# Short task:
Would you transcribe the listing that follows, character for character, and omit its images?

# Supplied material:
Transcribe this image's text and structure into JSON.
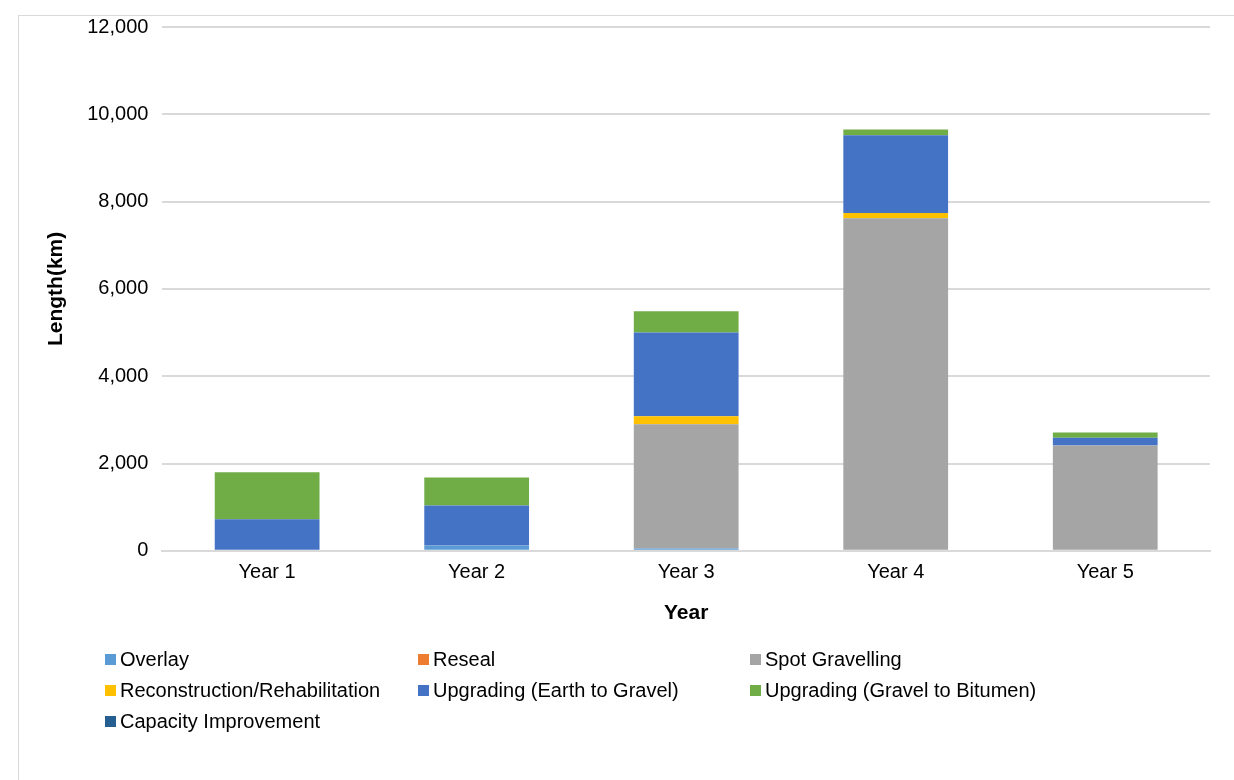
{
  "chart_data": {
    "type": "bar",
    "stacked": true,
    "xlabel": "Year",
    "ylabel": "Length(km)",
    "categories": [
      "Year 1",
      "Year 2",
      "Year 3",
      "Year 4",
      "Year 5"
    ],
    "series": [
      {
        "name": "Overlay",
        "color": "#5b9bd5",
        "values": [
          0,
          120,
          50,
          0,
          0
        ]
      },
      {
        "name": "Reseal",
        "color": "#ed7d31",
        "values": [
          0,
          0,
          0,
          0,
          0
        ]
      },
      {
        "name": "Spot Gravelling",
        "color": "#a5a5a5",
        "values": [
          0,
          0,
          2850,
          7620,
          2410
        ]
      },
      {
        "name": "Reconstruction/Rehabilitation",
        "color": "#ffc000",
        "values": [
          0,
          0,
          180,
          120,
          0
        ]
      },
      {
        "name": "Upgrading (Earth to Gravel)",
        "color": "#4472c4",
        "values": [
          720,
          920,
          1920,
          1780,
          180
        ]
      },
      {
        "name": "Upgrading (Gravel to Bitumen)",
        "color": "#70ad47",
        "values": [
          1080,
          640,
          490,
          130,
          120
        ]
      },
      {
        "name": "Capacity Improvement",
        "color": "#255e91",
        "values": [
          0,
          0,
          0,
          0,
          0
        ]
      }
    ],
    "ylim": [
      0,
      12000
    ],
    "yticks": [
      {
        "value": 0,
        "label": "0"
      },
      {
        "value": 2000,
        "label": "2,000"
      },
      {
        "value": 4000,
        "label": "4,000"
      },
      {
        "value": 6000,
        "label": "6,000"
      },
      {
        "value": 8000,
        "label": "8,000"
      },
      {
        "value": 10000,
        "label": "10,000"
      },
      {
        "value": 12000,
        "label": "12,000"
      }
    ],
    "grid": "y",
    "legend": "bottom"
  }
}
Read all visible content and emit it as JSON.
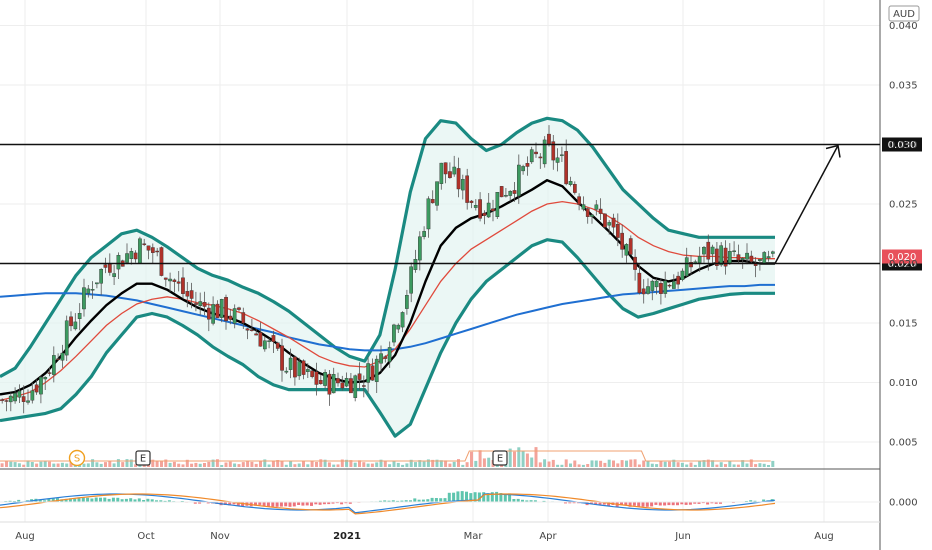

# Right answer:
Transcribe this image's text and structure into JSON.
{
  "chart_data": {
    "type": "bar",
    "stacked": true,
    "xlabel": "Year",
    "ylabel": "Length(km)",
    "categories": [
      "Year 1",
      "Year 2",
      "Year 3",
      "Year 4",
      "Year 5"
    ],
    "series": [
      {
        "name": "Overlay",
        "color": "#5b9bd5",
        "values": [
          0,
          120,
          50,
          0,
          0
        ]
      },
      {
        "name": "Reseal",
        "color": "#ed7d31",
        "values": [
          0,
          0,
          0,
          0,
          0
        ]
      },
      {
        "name": "Spot Gravelling",
        "color": "#a5a5a5",
        "values": [
          0,
          0,
          2850,
          7620,
          2410
        ]
      },
      {
        "name": "Reconstruction/Rehabilitation",
        "color": "#ffc000",
        "values": [
          0,
          0,
          180,
          120,
          0
        ]
      },
      {
        "name": "Upgrading (Earth to Gravel)",
        "color": "#4472c4",
        "values": [
          720,
          920,
          1920,
          1780,
          180
        ]
      },
      {
        "name": "Upgrading (Gravel to Bitumen)",
        "color": "#70ad47",
        "values": [
          1080,
          640,
          490,
          130,
          120
        ]
      },
      {
        "name": "Capacity Improvement",
        "color": "#255e91",
        "values": [
          0,
          0,
          0,
          0,
          0
        ]
      }
    ],
    "ylim": [
      0,
      12000
    ],
    "yticks": [
      {
        "value": 0,
        "label": "0"
      },
      {
        "value": 2000,
        "label": "2,000"
      },
      {
        "value": 4000,
        "label": "4,000"
      },
      {
        "value": 6000,
        "label": "6,000"
      },
      {
        "value": 8000,
        "label": "8,000"
      },
      {
        "value": 10000,
        "label": "10,000"
      },
      {
        "value": 12000,
        "label": "12,000"
      }
    ],
    "grid": "y",
    "legend": "bottom"
  }
}
Read all visible content and emit it as JSON.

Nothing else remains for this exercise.